(Entries taken from a collection)
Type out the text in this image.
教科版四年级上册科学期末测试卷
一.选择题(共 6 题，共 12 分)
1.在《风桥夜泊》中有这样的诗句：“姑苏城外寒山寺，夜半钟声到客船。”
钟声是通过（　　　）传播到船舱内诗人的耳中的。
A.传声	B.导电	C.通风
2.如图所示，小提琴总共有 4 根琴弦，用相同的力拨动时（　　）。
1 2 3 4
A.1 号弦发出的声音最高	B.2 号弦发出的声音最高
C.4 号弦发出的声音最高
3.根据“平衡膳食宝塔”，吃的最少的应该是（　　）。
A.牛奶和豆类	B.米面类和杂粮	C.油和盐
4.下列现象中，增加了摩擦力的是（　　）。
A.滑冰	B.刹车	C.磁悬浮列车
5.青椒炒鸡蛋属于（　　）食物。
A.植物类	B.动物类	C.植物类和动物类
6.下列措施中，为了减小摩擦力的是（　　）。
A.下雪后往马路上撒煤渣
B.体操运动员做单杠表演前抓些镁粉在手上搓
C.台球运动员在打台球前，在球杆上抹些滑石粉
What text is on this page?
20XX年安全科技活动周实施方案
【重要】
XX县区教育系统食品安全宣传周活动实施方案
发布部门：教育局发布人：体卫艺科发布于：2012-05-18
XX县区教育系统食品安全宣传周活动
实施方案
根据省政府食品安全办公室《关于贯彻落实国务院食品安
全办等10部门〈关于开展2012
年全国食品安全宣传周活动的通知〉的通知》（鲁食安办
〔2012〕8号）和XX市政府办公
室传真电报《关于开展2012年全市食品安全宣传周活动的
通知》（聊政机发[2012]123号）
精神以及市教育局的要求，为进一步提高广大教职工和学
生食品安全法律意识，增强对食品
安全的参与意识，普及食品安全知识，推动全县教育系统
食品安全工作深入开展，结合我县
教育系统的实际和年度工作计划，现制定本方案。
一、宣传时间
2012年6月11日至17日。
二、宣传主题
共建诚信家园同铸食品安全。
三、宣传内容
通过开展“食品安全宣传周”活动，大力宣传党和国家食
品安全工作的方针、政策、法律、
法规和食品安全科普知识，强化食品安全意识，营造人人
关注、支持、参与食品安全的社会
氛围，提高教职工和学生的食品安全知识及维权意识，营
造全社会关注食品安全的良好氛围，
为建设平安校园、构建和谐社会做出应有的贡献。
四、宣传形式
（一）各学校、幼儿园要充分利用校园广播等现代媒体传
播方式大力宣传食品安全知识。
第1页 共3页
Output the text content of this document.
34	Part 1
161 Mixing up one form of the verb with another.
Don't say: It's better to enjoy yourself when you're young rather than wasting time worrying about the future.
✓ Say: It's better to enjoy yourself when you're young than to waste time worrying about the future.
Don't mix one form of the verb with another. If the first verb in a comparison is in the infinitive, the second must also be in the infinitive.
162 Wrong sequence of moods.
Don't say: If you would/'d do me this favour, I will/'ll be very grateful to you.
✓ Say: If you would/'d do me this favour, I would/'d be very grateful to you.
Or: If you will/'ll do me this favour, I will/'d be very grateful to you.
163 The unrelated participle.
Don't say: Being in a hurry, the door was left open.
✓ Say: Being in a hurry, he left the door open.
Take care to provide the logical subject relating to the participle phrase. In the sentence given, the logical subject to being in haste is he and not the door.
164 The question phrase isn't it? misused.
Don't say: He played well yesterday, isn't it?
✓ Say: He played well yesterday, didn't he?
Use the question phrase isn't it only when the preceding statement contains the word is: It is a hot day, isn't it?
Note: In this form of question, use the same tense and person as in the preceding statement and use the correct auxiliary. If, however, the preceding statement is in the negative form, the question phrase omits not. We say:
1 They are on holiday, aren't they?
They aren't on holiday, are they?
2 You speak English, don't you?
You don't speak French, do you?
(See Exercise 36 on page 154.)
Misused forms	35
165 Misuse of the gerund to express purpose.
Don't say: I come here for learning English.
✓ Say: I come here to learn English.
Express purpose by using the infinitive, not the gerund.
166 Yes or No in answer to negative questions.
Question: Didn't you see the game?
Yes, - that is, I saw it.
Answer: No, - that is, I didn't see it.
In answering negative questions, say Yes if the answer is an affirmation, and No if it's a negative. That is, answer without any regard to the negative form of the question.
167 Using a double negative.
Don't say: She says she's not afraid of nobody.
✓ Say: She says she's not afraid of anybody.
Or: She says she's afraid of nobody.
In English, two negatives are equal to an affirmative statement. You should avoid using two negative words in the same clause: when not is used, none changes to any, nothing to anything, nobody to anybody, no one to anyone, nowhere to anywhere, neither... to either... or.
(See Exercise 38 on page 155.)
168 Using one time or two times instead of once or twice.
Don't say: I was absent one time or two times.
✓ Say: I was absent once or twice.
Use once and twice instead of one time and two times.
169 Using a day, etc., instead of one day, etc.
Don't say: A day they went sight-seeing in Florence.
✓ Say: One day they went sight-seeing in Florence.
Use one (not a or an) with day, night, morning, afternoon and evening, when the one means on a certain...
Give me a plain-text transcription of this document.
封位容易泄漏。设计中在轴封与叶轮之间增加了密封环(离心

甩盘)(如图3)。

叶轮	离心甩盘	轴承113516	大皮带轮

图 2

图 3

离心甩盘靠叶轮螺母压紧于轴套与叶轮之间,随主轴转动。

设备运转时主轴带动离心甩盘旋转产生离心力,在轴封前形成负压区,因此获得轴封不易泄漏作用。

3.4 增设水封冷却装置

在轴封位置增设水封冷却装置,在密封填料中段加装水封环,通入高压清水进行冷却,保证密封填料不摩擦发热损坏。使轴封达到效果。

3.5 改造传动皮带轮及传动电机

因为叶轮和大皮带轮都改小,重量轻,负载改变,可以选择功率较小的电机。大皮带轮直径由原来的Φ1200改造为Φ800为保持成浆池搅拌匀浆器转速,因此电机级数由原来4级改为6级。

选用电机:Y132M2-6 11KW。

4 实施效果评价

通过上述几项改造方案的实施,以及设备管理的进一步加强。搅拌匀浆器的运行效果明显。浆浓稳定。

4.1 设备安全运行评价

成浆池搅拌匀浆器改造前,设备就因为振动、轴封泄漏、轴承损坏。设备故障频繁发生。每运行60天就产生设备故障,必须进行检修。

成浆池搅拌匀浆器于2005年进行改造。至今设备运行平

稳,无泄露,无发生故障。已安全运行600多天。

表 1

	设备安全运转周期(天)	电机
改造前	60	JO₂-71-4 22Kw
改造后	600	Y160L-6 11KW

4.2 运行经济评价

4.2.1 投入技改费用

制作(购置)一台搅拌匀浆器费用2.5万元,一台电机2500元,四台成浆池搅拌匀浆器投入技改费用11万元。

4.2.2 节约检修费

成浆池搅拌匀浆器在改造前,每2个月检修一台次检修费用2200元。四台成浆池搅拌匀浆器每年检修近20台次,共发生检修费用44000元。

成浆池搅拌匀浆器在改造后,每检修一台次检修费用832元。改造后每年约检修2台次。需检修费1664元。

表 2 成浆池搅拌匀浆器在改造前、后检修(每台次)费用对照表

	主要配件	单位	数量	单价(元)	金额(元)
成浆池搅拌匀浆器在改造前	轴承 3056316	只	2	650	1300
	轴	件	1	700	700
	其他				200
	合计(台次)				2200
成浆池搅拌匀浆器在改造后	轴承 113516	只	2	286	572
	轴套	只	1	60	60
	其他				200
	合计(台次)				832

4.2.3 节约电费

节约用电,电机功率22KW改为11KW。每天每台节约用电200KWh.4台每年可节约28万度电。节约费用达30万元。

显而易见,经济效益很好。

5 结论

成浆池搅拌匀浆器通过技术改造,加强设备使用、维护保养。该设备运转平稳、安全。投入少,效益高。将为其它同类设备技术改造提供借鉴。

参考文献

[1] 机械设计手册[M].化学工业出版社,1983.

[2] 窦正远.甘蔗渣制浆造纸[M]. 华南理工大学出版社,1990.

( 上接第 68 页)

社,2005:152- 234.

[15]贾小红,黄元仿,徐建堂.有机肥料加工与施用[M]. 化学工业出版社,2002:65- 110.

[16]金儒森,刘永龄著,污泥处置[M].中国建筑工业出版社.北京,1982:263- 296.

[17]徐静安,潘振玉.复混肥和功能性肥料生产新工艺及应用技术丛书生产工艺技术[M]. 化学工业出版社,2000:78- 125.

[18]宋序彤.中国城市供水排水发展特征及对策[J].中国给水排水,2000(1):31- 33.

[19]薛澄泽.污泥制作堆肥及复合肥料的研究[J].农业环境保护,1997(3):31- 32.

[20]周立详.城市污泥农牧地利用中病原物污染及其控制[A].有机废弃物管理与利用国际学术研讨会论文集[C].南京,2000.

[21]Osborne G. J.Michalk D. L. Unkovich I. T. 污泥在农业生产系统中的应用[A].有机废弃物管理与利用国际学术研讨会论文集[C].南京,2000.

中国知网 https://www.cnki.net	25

Objective → Gather each line that holds "aren".

Output →
1 They are on holiday, aren't they?
They aren't on holiday, are they?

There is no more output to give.